WHAT YOU SHOULD DO: Without the pictures, copy all the entries below exactly.

******

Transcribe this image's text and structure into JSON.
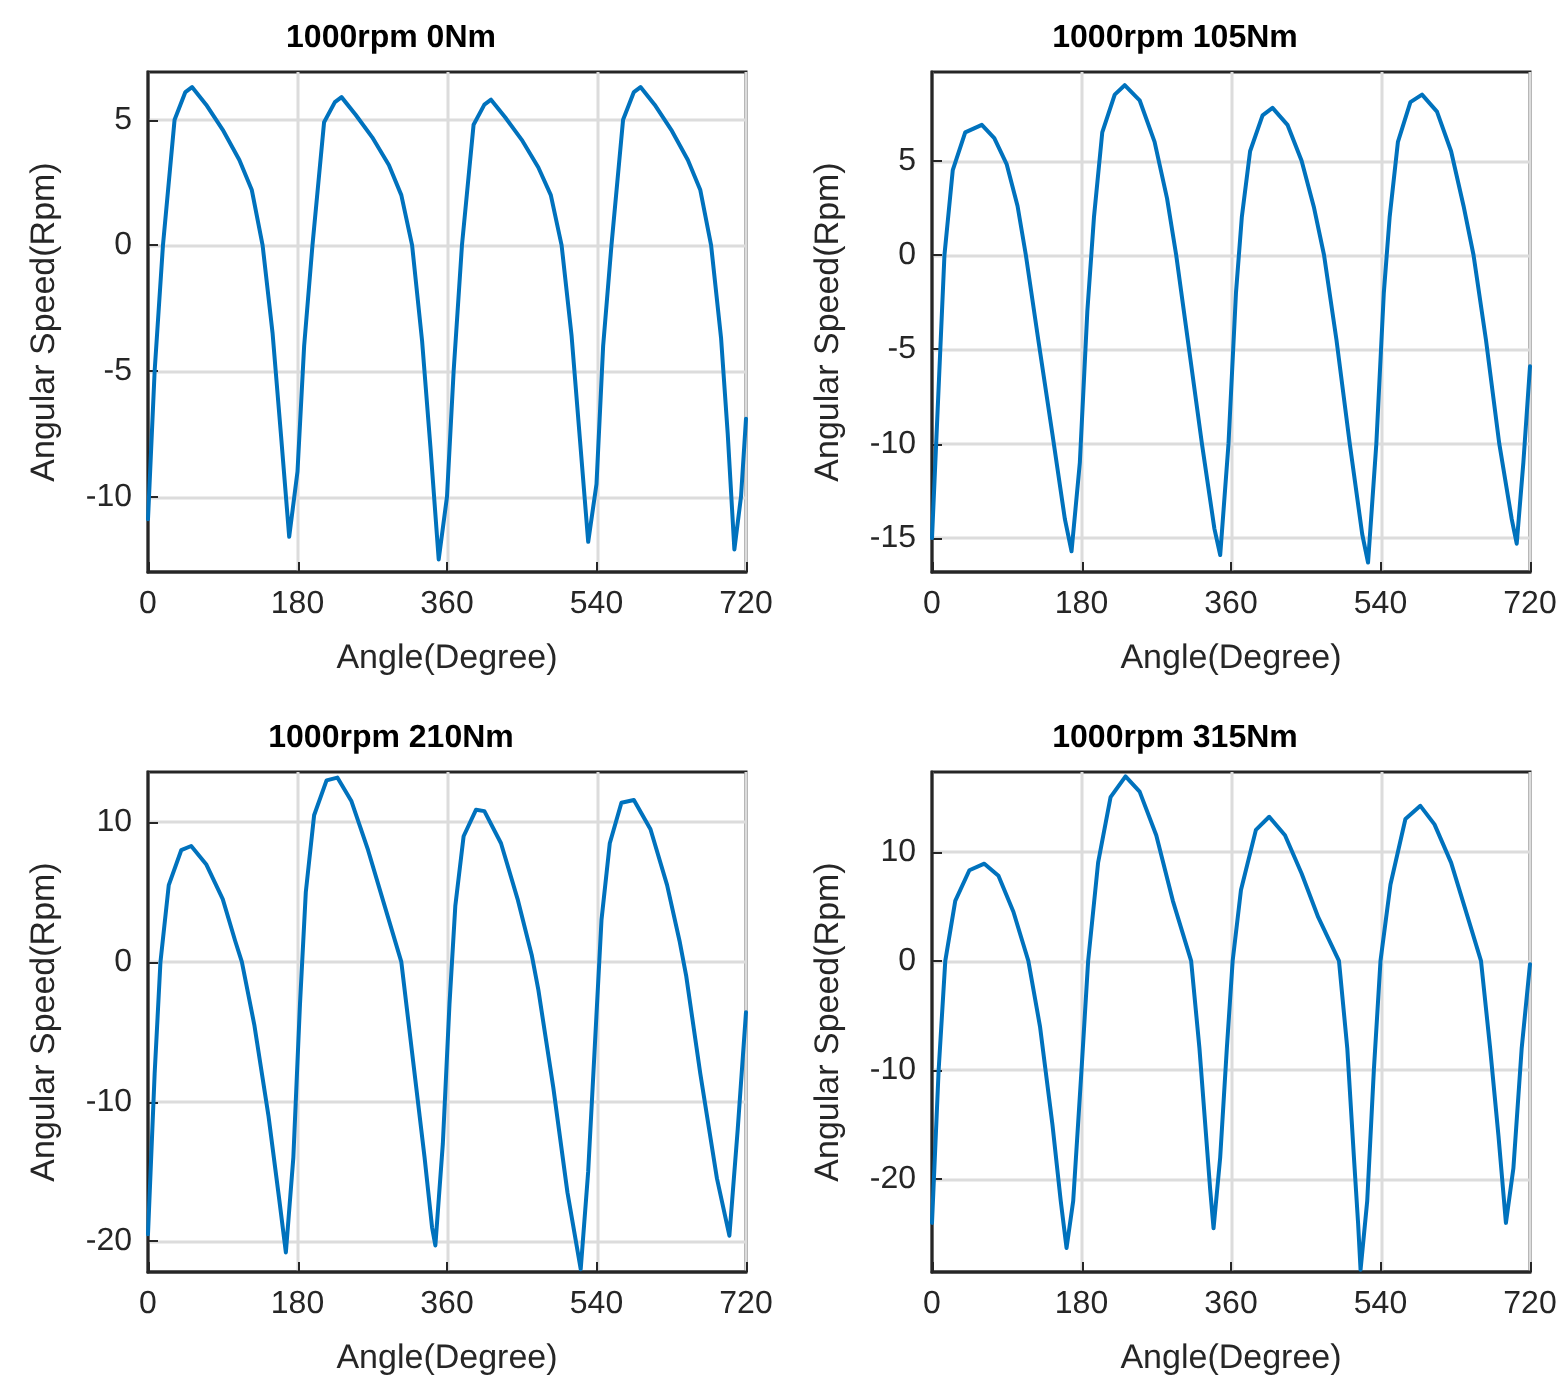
{
  "chart_data": [
    {
      "type": "line",
      "title": "1000rpm 0Nm",
      "xlabel": "Angle(Degree)",
      "ylabel": "Angular Speed(Rpm)",
      "xlim": [
        0,
        720
      ],
      "xticks": [
        0,
        180,
        360,
        540,
        720
      ],
      "ylim": [
        -13,
        6.9
      ],
      "yticks": [
        -10,
        -5,
        0,
        5
      ],
      "grid": true,
      "marker": "none",
      "line_style": "solid",
      "series": [
        {
          "color": "#0072bd",
          "x": [
            0,
            8,
            18,
            32,
            45,
            53,
            70,
            90,
            110,
            125,
            138,
            150,
            160,
            170,
            180,
            188,
            198,
            212,
            225,
            233,
            250,
            270,
            290,
            305,
            318,
            330,
            340,
            350,
            360,
            368,
            378,
            392,
            405,
            413,
            430,
            450,
            470,
            485,
            498,
            510,
            520,
            530,
            540,
            548,
            558,
            572,
            585,
            593,
            610,
            630,
            650,
            665,
            678,
            690,
            698,
            706,
            714,
            720
          ],
          "values": [
            -10.9,
            -5,
            0,
            5,
            6.1,
            6.3,
            5.6,
            4.6,
            3.4,
            2.2,
            0,
            -3.5,
            -7.5,
            -11.6,
            -9,
            -4,
            0,
            4.9,
            5.7,
            5.9,
            5.2,
            4.3,
            3.2,
            2,
            0,
            -3.8,
            -8,
            -12.5,
            -10,
            -5,
            0,
            4.8,
            5.6,
            5.8,
            5.1,
            4.2,
            3.1,
            2,
            0,
            -3.6,
            -7.7,
            -11.8,
            -9.5,
            -4,
            0,
            5,
            6.1,
            6.3,
            5.6,
            4.6,
            3.4,
            2.2,
            0,
            -3.7,
            -7.5,
            -12.1,
            -10,
            -6.9
          ]
        }
      ]
    },
    {
      "type": "line",
      "title": "1000rpm 105Nm",
      "xlabel": "Angle(Degree)",
      "ylabel": "Angular Speed(Rpm)",
      "xlim": [
        0,
        720
      ],
      "xticks": [
        0,
        180,
        360,
        540,
        720
      ],
      "ylim": [
        -16.8,
        9.7
      ],
      "yticks": [
        -15,
        -10,
        -5,
        0,
        5
      ],
      "grid": true,
      "marker": "none",
      "line_style": "solid",
      "series": [
        {
          "color": "#0072bd",
          "x": [
            0,
            8,
            15,
            25,
            40,
            60,
            75,
            90,
            103,
            113,
            128,
            145,
            160,
            168,
            178,
            187,
            195,
            205,
            220,
            232,
            250,
            268,
            283,
            294,
            308,
            325,
            340,
            347,
            357,
            366,
            373,
            383,
            398,
            410,
            428,
            445,
            460,
            472,
            487,
            503,
            518,
            525,
            535,
            544,
            551,
            561,
            576,
            590,
            608,
            625,
            640,
            652,
            667,
            683,
            698,
            704,
            712,
            720
          ],
          "values": [
            -15,
            -7,
            0,
            4.5,
            6.5,
            6.9,
            6.2,
            4.8,
            2.6,
            0,
            -4.5,
            -9.5,
            -14,
            -15.7,
            -11,
            -3,
            2,
            6.5,
            8.5,
            9,
            8.2,
            6,
            3,
            0,
            -4.5,
            -10,
            -14.5,
            -15.9,
            -10,
            -2,
            2,
            5.5,
            7.4,
            7.8,
            6.9,
            5,
            2.5,
            0,
            -4.5,
            -10,
            -14.8,
            -16.3,
            -10,
            -2,
            2,
            6,
            8.1,
            8.5,
            7.6,
            5.5,
            2.6,
            0,
            -4.5,
            -10,
            -14,
            -15.3,
            -11,
            -5.9
          ]
        }
      ]
    },
    {
      "type": "line",
      "title": "1000rpm 210Nm",
      "xlabel": "Angle(Degree)",
      "ylabel": "Angular Speed(Rpm)",
      "xlim": [
        0,
        720
      ],
      "xticks": [
        0,
        180,
        360,
        540,
        720
      ],
      "ylim": [
        -22.2,
        13.6
      ],
      "yticks": [
        -20,
        -10,
        0,
        10
      ],
      "grid": true,
      "marker": "none",
      "line_style": "solid",
      "series": [
        {
          "color": "#0072bd",
          "x": [
            0,
            8,
            15,
            25,
            40,
            52,
            70,
            90,
            105,
            113,
            128,
            145,
            158,
            166,
            175,
            183,
            190,
            200,
            215,
            228,
            245,
            265,
            285,
            305,
            318,
            333,
            342,
            346,
            355,
            363,
            370,
            380,
            395,
            405,
            425,
            445,
            462,
            470,
            488,
            505,
            521,
            530,
            538,
            546,
            556,
            570,
            585,
            605,
            625,
            640,
            648,
            665,
            685,
            700,
            710,
            720
          ],
          "values": [
            -19.5,
            -8,
            0,
            5.5,
            8,
            8.3,
            7,
            4.5,
            1.5,
            0,
            -4.5,
            -11,
            -17,
            -20.8,
            -14,
            -3,
            5,
            10.5,
            13,
            13.2,
            11.5,
            8,
            4,
            0,
            -6.5,
            -14,
            -19,
            -20.3,
            -13,
            -3,
            4,
            9,
            10.9,
            10.8,
            8.5,
            4.5,
            0.5,
            -2,
            -9,
            -16.5,
            -22,
            -15,
            -6,
            3,
            8.5,
            11.4,
            11.6,
            9.5,
            5.5,
            1.5,
            -1,
            -8,
            -15.5,
            -19.6,
            -12,
            -3.6
          ]
        }
      ]
    },
    {
      "type": "line",
      "title": "1000rpm 315Nm",
      "xlabel": "Angle(Degree)",
      "ylabel": "Angular Speed(Rpm)",
      "xlim": [
        0,
        720
      ],
      "xticks": [
        0,
        180,
        360,
        540,
        720
      ],
      "ylim": [
        -28.5,
        17.3
      ],
      "yticks": [
        -20,
        -10,
        0,
        10
      ],
      "grid": true,
      "marker": "none",
      "line_style": "solid",
      "series": [
        {
          "color": "#0072bd",
          "x": [
            0,
            8,
            16,
            28,
            45,
            63,
            80,
            98,
            110,
            116,
            130,
            145,
            155,
            162,
            170,
            180,
            188,
            200,
            215,
            233,
            250,
            270,
            290,
            312,
            322,
            330,
            335,
            339,
            347,
            355,
            362,
            372,
            390,
            406,
            425,
            445,
            465,
            490,
            500,
            508,
            513,
            516,
            524,
            532,
            540,
            552,
            570,
            588,
            605,
            625,
            645,
            661,
            672,
            682,
            691,
            700,
            710,
            720
          ],
          "values": [
            -24,
            -10,
            0,
            5.5,
            8.3,
            8.9,
            7.8,
            4.5,
            1.5,
            0,
            -6,
            -15,
            -22,
            -26.3,
            -22,
            -10,
            0,
            9,
            15,
            16.9,
            15.5,
            11.5,
            5.5,
            0,
            -8,
            -16,
            -21,
            -24.5,
            -18,
            -8,
            0,
            6.5,
            12,
            13.2,
            11.5,
            8,
            4,
            0,
            -8,
            -18,
            -24,
            -28.3,
            -22,
            -10,
            0,
            7,
            13,
            14.2,
            12.5,
            9,
            4,
            0,
            -8,
            -16,
            -24,
            -19,
            -8,
            -0.3
          ]
        }
      ]
    }
  ]
}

******

EXERCISE RESPONSE:
Transcribe this image's text and structure into JSON.
{
  "chart_data": [
    {
      "type": "line",
      "title": "1000rpm 0Nm",
      "xlabel": "Angle(Degree)",
      "ylabel": "Angular Speed(Rpm)",
      "xlim": [
        0,
        720
      ],
      "xticks": [
        0,
        180,
        360,
        540,
        720
      ],
      "ylim": [
        -13,
        6.9
      ],
      "yticks": [
        -10,
        -5,
        0,
        5
      ],
      "grid": true,
      "marker": "none",
      "line_style": "solid",
      "series": [
        {
          "color": "#0072bd",
          "x": [
            0,
            8,
            18,
            32,
            45,
            53,
            70,
            90,
            110,
            125,
            138,
            150,
            160,
            170,
            180,
            188,
            198,
            212,
            225,
            233,
            250,
            270,
            290,
            305,
            318,
            330,
            340,
            350,
            360,
            368,
            378,
            392,
            405,
            413,
            430,
            450,
            470,
            485,
            498,
            510,
            520,
            530,
            540,
            548,
            558,
            572,
            585,
            593,
            610,
            630,
            650,
            665,
            678,
            690,
            698,
            706,
            714,
            720
          ],
          "values": [
            -10.9,
            -5,
            0,
            5,
            6.1,
            6.3,
            5.6,
            4.6,
            3.4,
            2.2,
            0,
            -3.5,
            -7.5,
            -11.6,
            -9,
            -4,
            0,
            4.9,
            5.7,
            5.9,
            5.2,
            4.3,
            3.2,
            2,
            0,
            -3.8,
            -8,
            -12.5,
            -10,
            -5,
            0,
            4.8,
            5.6,
            5.8,
            5.1,
            4.2,
            3.1,
            2,
            0,
            -3.6,
            -7.7,
            -11.8,
            -9.5,
            -4,
            0,
            5,
            6.1,
            6.3,
            5.6,
            4.6,
            3.4,
            2.2,
            0,
            -3.7,
            -7.5,
            -12.1,
            -10,
            -6.9
          ]
        }
      ]
    },
    {
      "type": "line",
      "title": "1000rpm 105Nm",
      "xlabel": "Angle(Degree)",
      "ylabel": "Angular Speed(Rpm)",
      "xlim": [
        0,
        720
      ],
      "xticks": [
        0,
        180,
        360,
        540,
        720
      ],
      "ylim": [
        -16.8,
        9.7
      ],
      "yticks": [
        -15,
        -10,
        -5,
        0,
        5
      ],
      "grid": true,
      "marker": "none",
      "line_style": "solid",
      "series": [
        {
          "color": "#0072bd",
          "x": [
            0,
            8,
            15,
            25,
            40,
            60,
            75,
            90,
            103,
            113,
            128,
            145,
            160,
            168,
            178,
            187,
            195,
            205,
            220,
            232,
            250,
            268,
            283,
            294,
            308,
            325,
            340,
            347,
            357,
            366,
            373,
            383,
            398,
            410,
            428,
            445,
            460,
            472,
            487,
            503,
            518,
            525,
            535,
            544,
            551,
            561,
            576,
            590,
            608,
            625,
            640,
            652,
            667,
            683,
            698,
            704,
            712,
            720
          ],
          "values": [
            -15,
            -7,
            0,
            4.5,
            6.5,
            6.9,
            6.2,
            4.8,
            2.6,
            0,
            -4.5,
            -9.5,
            -14,
            -15.7,
            -11,
            -3,
            2,
            6.5,
            8.5,
            9,
            8.2,
            6,
            3,
            0,
            -4.5,
            -10,
            -14.5,
            -15.9,
            -10,
            -2,
            2,
            5.5,
            7.4,
            7.8,
            6.9,
            5,
            2.5,
            0,
            -4.5,
            -10,
            -14.8,
            -16.3,
            -10,
            -2,
            2,
            6,
            8.1,
            8.5,
            7.6,
            5.5,
            2.6,
            0,
            -4.5,
            -10,
            -14,
            -15.3,
            -11,
            -5.9
          ]
        }
      ]
    },
    {
      "type": "line",
      "title": "1000rpm 210Nm",
      "xlabel": "Angle(Degree)",
      "ylabel": "Angular Speed(Rpm)",
      "xlim": [
        0,
        720
      ],
      "xticks": [
        0,
        180,
        360,
        540,
        720
      ],
      "ylim": [
        -22.2,
        13.6
      ],
      "yticks": [
        -20,
        -10,
        0,
        10
      ],
      "grid": true,
      "marker": "none",
      "line_style": "solid",
      "series": [
        {
          "color": "#0072bd",
          "x": [
            0,
            8,
            15,
            25,
            40,
            52,
            70,
            90,
            105,
            113,
            128,
            145,
            158,
            166,
            175,
            183,
            190,
            200,
            215,
            228,
            245,
            265,
            285,
            305,
            318,
            333,
            342,
            346,
            355,
            363,
            370,
            380,
            395,
            405,
            425,
            445,
            462,
            470,
            488,
            505,
            521,
            530,
            538,
            546,
            556,
            570,
            585,
            605,
            625,
            640,
            648,
            665,
            685,
            700,
            710,
            720
          ],
          "values": [
            -19.5,
            -8,
            0,
            5.5,
            8,
            8.3,
            7,
            4.5,
            1.5,
            0,
            -4.5,
            -11,
            -17,
            -20.8,
            -14,
            -3,
            5,
            10.5,
            13,
            13.2,
            11.5,
            8,
            4,
            0,
            -6.5,
            -14,
            -19,
            -20.3,
            -13,
            -3,
            4,
            9,
            10.9,
            10.8,
            8.5,
            4.5,
            0.5,
            -2,
            -9,
            -16.5,
            -22,
            -15,
            -6,
            3,
            8.5,
            11.4,
            11.6,
            9.5,
            5.5,
            1.5,
            -1,
            -8,
            -15.5,
            -19.6,
            -12,
            -3.6
          ]
        }
      ]
    },
    {
      "type": "line",
      "title": "1000rpm 315Nm",
      "xlabel": "Angle(Degree)",
      "ylabel": "Angular Speed(Rpm)",
      "xlim": [
        0,
        720
      ],
      "xticks": [
        0,
        180,
        360,
        540,
        720
      ],
      "ylim": [
        -28.5,
        17.3
      ],
      "yticks": [
        -20,
        -10,
        0,
        10
      ],
      "grid": true,
      "marker": "none",
      "line_style": "solid",
      "series": [
        {
          "color": "#0072bd",
          "x": [
            0,
            8,
            16,
            28,
            45,
            63,
            80,
            98,
            110,
            116,
            130,
            145,
            155,
            162,
            170,
            180,
            188,
            200,
            215,
            233,
            250,
            270,
            290,
            312,
            322,
            330,
            335,
            339,
            347,
            355,
            362,
            372,
            390,
            406,
            425,
            445,
            465,
            490,
            500,
            508,
            513,
            516,
            524,
            532,
            540,
            552,
            570,
            588,
            605,
            625,
            645,
            661,
            672,
            682,
            691,
            700,
            710,
            720
          ],
          "values": [
            -24,
            -10,
            0,
            5.5,
            8.3,
            8.9,
            7.8,
            4.5,
            1.5,
            0,
            -6,
            -15,
            -22,
            -26.3,
            -22,
            -10,
            0,
            9,
            15,
            16.9,
            15.5,
            11.5,
            5.5,
            0,
            -8,
            -16,
            -21,
            -24.5,
            -18,
            -8,
            0,
            6.5,
            12,
            13.2,
            11.5,
            8,
            4,
            0,
            -8,
            -18,
            -24,
            -28.3,
            -22,
            -10,
            0,
            7,
            13,
            14.2,
            12.5,
            9,
            4,
            0,
            -8,
            -16,
            -24,
            -19,
            -8,
            -0.3
          ]
        }
      ]
    }
  ]
}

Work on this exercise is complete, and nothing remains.